Find each line with the word "testing" in it, then give the total alone.

**Extracted entries:**
>>>>

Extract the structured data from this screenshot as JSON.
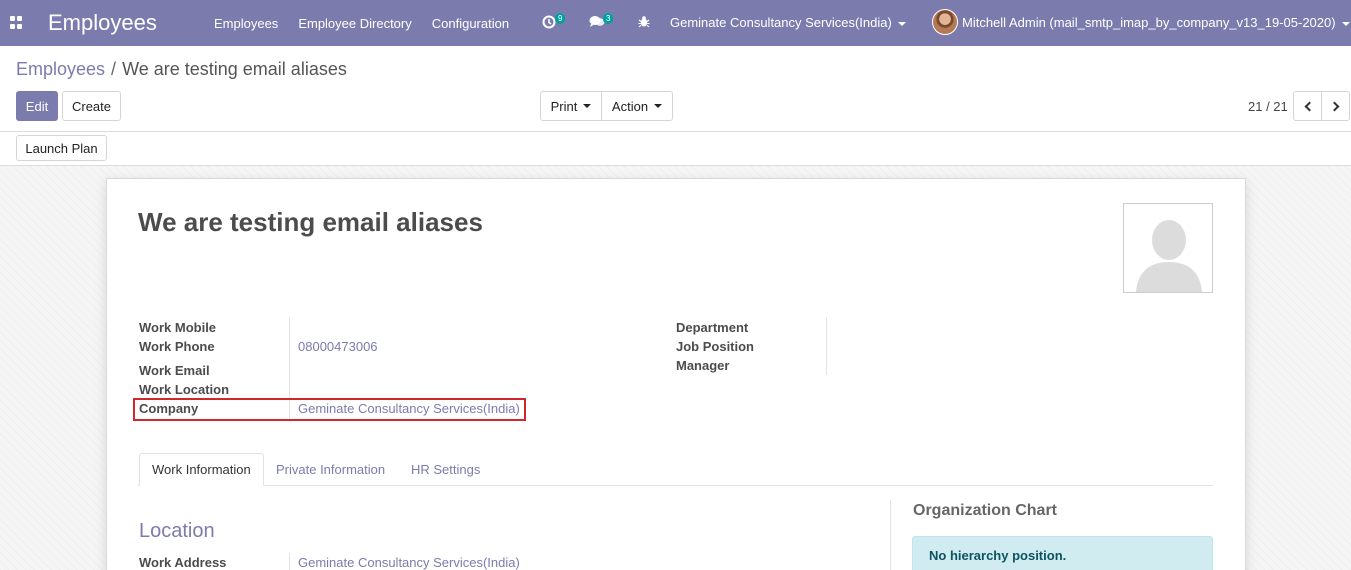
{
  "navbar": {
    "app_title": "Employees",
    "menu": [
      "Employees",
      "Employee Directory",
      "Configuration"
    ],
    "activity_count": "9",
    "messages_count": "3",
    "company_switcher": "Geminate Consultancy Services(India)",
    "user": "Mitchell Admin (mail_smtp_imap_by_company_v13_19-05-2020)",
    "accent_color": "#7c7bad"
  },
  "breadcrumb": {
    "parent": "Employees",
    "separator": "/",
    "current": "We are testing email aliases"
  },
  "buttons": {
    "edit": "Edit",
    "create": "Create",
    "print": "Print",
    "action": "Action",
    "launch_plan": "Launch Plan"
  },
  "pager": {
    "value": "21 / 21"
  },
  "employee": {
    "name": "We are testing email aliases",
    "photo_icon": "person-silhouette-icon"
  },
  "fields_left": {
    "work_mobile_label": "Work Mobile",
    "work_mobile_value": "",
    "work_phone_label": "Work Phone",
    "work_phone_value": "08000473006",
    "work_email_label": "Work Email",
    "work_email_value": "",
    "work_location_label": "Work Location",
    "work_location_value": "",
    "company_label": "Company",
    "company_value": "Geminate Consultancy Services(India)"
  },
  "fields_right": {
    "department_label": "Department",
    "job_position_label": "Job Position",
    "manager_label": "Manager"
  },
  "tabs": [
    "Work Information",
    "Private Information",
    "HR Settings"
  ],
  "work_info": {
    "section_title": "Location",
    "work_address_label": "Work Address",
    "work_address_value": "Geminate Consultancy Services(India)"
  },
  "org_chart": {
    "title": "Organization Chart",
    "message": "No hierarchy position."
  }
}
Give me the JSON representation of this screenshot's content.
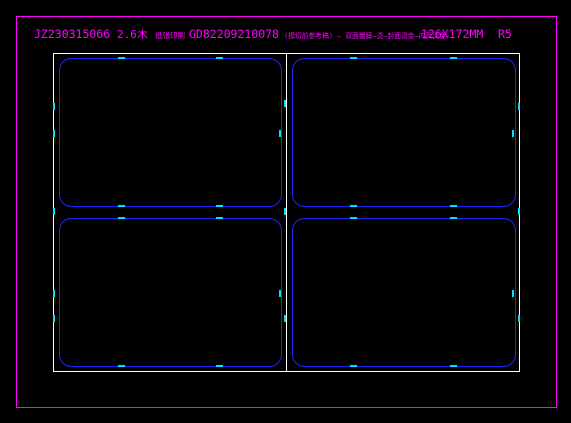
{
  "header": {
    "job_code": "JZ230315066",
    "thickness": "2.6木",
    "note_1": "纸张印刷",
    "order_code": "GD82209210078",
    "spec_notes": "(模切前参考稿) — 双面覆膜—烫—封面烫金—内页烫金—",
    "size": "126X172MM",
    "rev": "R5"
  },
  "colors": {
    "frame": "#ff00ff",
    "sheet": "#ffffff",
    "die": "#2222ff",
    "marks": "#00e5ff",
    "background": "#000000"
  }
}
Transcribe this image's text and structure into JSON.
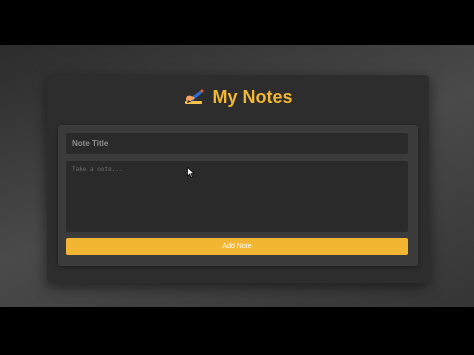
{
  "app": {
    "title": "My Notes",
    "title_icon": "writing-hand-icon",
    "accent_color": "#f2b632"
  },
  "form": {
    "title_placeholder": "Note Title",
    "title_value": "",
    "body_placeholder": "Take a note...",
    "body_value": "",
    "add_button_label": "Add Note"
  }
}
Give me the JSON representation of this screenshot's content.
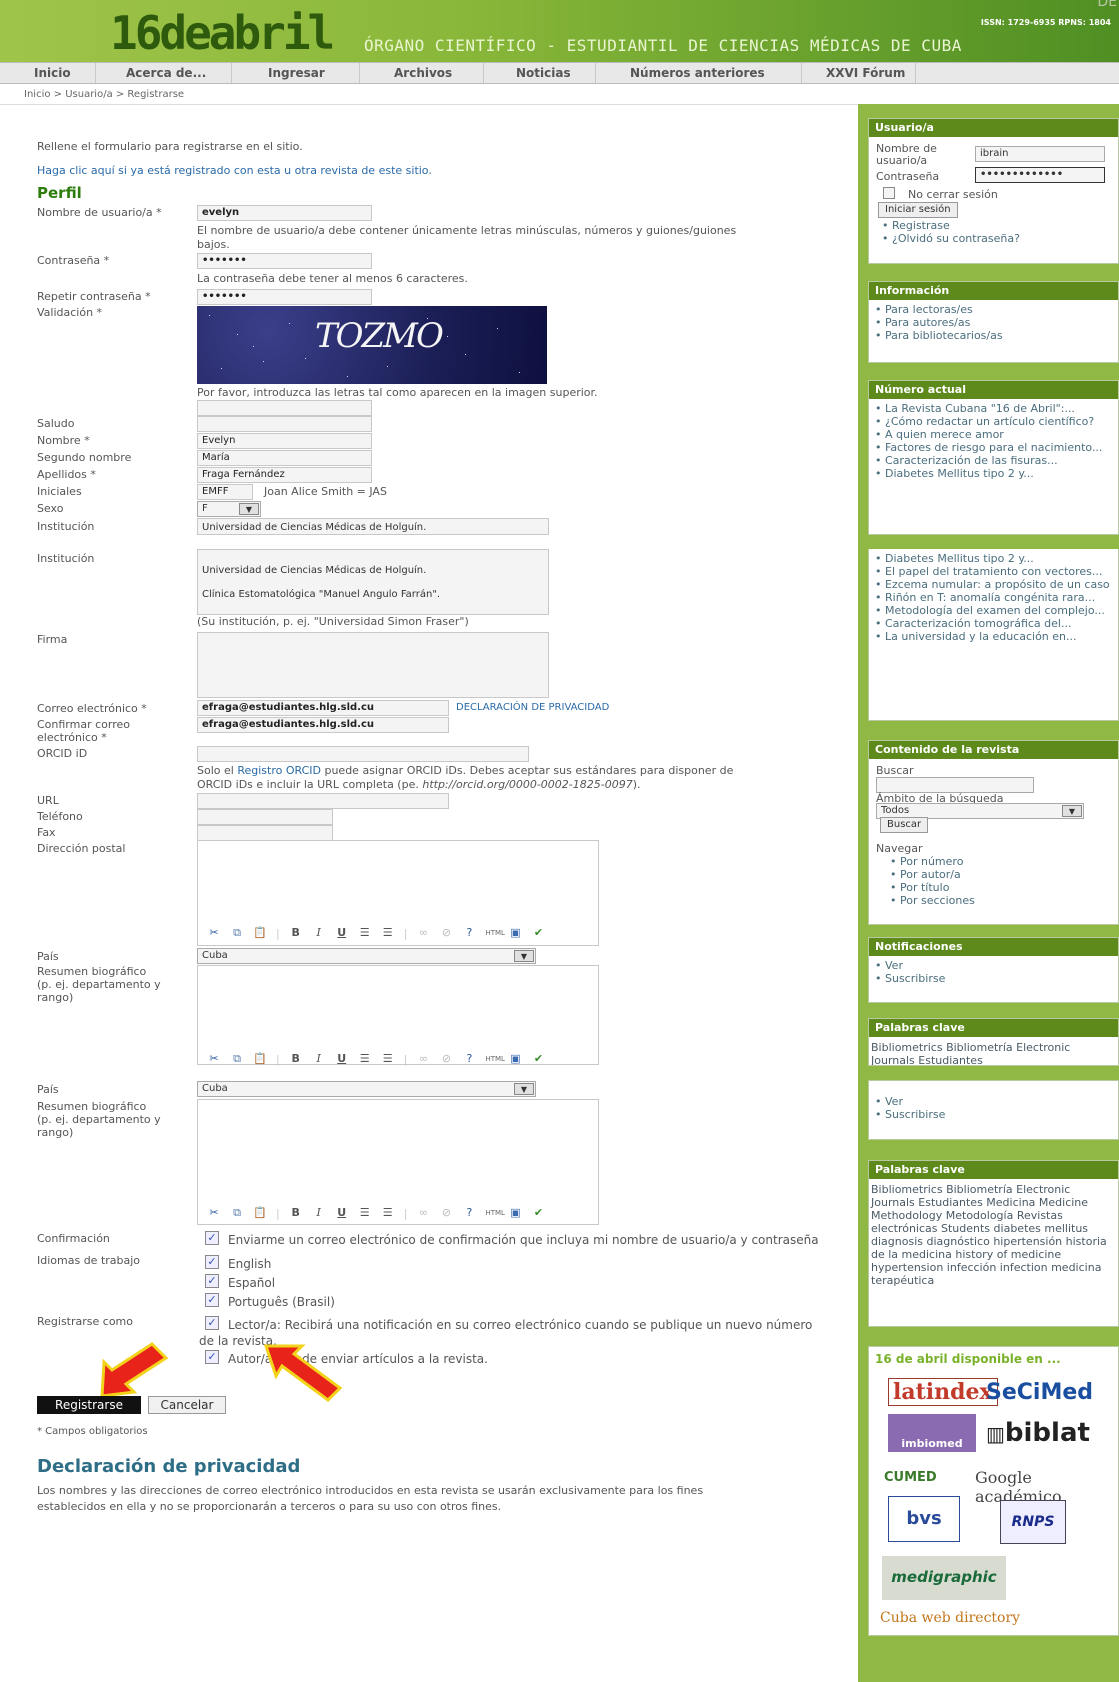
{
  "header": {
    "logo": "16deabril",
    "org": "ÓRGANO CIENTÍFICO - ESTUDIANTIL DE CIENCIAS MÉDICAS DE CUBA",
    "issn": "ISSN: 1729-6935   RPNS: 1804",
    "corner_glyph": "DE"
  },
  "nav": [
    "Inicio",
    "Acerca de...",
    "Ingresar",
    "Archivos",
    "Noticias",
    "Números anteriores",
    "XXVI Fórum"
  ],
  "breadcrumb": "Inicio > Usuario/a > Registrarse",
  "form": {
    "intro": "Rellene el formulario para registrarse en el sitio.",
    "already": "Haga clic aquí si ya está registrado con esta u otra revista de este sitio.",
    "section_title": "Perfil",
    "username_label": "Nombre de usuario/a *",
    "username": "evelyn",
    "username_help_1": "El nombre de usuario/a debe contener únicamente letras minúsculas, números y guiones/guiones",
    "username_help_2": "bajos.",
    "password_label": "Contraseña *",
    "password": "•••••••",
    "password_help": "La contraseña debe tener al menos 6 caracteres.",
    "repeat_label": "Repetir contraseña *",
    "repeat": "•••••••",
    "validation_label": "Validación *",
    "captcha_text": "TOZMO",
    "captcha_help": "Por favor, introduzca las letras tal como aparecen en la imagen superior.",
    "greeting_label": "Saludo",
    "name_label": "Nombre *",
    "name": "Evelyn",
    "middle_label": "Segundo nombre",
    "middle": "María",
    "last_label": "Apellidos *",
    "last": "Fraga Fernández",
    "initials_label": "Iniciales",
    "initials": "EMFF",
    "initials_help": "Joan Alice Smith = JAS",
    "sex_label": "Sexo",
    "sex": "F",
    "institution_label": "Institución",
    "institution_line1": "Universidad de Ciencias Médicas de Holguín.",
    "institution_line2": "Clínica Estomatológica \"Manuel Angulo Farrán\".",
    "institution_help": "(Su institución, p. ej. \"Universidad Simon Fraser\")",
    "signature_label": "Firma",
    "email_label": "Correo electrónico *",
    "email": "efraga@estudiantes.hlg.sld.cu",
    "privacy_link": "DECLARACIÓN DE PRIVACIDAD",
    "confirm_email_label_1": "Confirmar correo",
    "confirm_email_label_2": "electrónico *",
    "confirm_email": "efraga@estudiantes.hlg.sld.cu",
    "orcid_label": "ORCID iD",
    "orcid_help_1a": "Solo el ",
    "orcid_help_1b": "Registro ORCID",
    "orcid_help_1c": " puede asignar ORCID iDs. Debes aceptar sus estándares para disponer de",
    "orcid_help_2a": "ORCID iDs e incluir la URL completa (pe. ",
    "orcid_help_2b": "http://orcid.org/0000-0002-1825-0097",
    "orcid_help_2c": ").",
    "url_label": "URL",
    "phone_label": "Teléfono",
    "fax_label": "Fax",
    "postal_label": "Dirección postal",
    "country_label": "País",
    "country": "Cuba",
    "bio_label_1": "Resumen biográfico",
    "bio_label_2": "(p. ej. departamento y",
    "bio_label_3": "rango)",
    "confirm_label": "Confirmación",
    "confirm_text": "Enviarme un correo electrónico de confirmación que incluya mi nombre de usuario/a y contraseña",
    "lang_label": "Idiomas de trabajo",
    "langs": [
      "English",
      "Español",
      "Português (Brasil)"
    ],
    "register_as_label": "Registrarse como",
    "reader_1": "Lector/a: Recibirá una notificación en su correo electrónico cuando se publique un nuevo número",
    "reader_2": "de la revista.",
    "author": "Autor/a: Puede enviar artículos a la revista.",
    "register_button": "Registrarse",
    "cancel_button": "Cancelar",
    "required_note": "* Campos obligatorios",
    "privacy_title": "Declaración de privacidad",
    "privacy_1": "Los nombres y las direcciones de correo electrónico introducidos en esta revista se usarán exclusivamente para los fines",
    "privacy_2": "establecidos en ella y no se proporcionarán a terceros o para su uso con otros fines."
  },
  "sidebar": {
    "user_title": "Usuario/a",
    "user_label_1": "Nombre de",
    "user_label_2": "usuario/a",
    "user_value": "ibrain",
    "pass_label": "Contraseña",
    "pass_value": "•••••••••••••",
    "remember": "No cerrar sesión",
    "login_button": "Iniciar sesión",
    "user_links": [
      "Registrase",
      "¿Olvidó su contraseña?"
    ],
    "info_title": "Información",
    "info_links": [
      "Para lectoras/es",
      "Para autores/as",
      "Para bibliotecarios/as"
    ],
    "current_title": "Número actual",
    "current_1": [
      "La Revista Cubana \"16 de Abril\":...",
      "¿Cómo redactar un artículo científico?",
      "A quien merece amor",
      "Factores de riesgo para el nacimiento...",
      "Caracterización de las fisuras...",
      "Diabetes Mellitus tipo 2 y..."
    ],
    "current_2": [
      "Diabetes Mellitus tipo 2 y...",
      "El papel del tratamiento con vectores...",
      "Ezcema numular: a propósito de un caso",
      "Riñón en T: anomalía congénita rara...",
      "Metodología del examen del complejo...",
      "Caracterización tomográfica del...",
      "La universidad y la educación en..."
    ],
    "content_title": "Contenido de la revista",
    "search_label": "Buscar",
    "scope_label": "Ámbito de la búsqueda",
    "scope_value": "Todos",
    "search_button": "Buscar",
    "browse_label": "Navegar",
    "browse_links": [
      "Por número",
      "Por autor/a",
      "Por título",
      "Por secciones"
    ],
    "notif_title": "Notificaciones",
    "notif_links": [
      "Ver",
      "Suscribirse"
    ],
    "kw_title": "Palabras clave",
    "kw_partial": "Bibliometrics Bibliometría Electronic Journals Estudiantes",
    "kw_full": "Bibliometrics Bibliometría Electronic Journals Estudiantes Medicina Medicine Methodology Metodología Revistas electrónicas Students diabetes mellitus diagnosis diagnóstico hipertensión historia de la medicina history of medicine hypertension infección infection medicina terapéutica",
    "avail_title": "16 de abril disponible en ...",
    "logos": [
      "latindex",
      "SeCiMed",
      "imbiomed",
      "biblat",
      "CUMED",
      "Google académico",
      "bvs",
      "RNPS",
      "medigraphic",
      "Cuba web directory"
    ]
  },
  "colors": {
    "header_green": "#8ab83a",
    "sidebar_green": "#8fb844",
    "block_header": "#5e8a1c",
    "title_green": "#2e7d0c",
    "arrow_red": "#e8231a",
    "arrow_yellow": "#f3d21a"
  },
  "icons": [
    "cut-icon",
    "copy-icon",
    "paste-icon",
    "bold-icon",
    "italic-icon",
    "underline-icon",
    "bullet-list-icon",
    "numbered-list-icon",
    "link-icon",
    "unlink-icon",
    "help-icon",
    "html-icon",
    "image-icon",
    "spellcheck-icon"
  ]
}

<<<<
>>>>

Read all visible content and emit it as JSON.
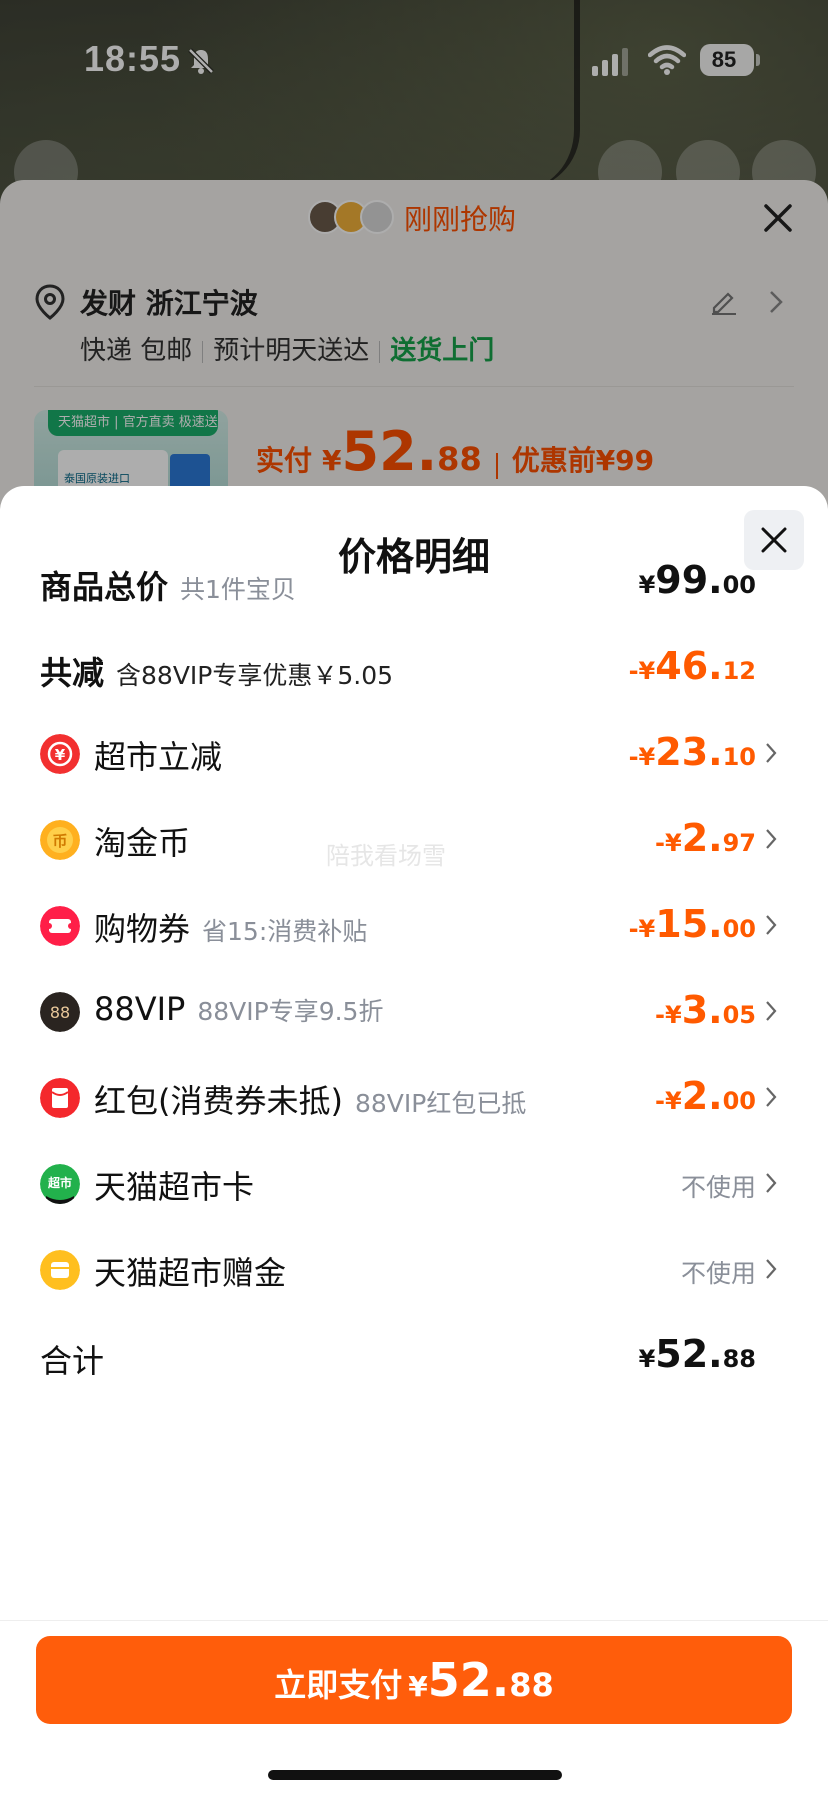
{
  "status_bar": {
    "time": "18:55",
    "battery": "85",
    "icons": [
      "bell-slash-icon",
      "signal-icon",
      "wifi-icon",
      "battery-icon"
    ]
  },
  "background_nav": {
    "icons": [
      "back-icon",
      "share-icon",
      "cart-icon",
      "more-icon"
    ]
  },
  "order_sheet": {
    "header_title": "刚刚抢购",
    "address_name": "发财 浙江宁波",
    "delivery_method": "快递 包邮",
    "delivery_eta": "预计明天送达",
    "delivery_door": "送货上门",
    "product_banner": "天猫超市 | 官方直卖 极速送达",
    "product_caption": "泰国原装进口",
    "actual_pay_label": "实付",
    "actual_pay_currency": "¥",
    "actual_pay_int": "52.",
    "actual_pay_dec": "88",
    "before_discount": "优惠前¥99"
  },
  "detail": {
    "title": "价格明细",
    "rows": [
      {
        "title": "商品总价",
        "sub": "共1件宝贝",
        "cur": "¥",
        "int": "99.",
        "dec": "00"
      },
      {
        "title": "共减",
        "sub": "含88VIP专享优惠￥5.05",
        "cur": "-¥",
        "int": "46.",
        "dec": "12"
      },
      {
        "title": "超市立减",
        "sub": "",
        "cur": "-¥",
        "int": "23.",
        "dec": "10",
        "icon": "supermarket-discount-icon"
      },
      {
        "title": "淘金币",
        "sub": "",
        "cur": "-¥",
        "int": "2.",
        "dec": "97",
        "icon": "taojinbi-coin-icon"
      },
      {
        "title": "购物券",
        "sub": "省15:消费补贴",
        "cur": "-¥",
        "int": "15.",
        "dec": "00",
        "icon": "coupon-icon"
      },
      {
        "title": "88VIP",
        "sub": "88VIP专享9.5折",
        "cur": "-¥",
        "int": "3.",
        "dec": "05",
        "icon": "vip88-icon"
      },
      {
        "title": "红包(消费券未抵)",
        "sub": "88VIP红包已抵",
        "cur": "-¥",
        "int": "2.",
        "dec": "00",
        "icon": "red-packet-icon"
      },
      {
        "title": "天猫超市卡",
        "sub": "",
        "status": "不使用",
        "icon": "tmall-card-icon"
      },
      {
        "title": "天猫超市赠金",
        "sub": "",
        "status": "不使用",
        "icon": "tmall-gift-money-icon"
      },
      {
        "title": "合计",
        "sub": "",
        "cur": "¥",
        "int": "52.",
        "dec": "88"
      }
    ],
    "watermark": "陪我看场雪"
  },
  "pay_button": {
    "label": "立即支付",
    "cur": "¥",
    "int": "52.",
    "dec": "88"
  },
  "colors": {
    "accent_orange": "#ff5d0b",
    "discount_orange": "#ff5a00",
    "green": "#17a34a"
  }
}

<<<<

**The response:** 2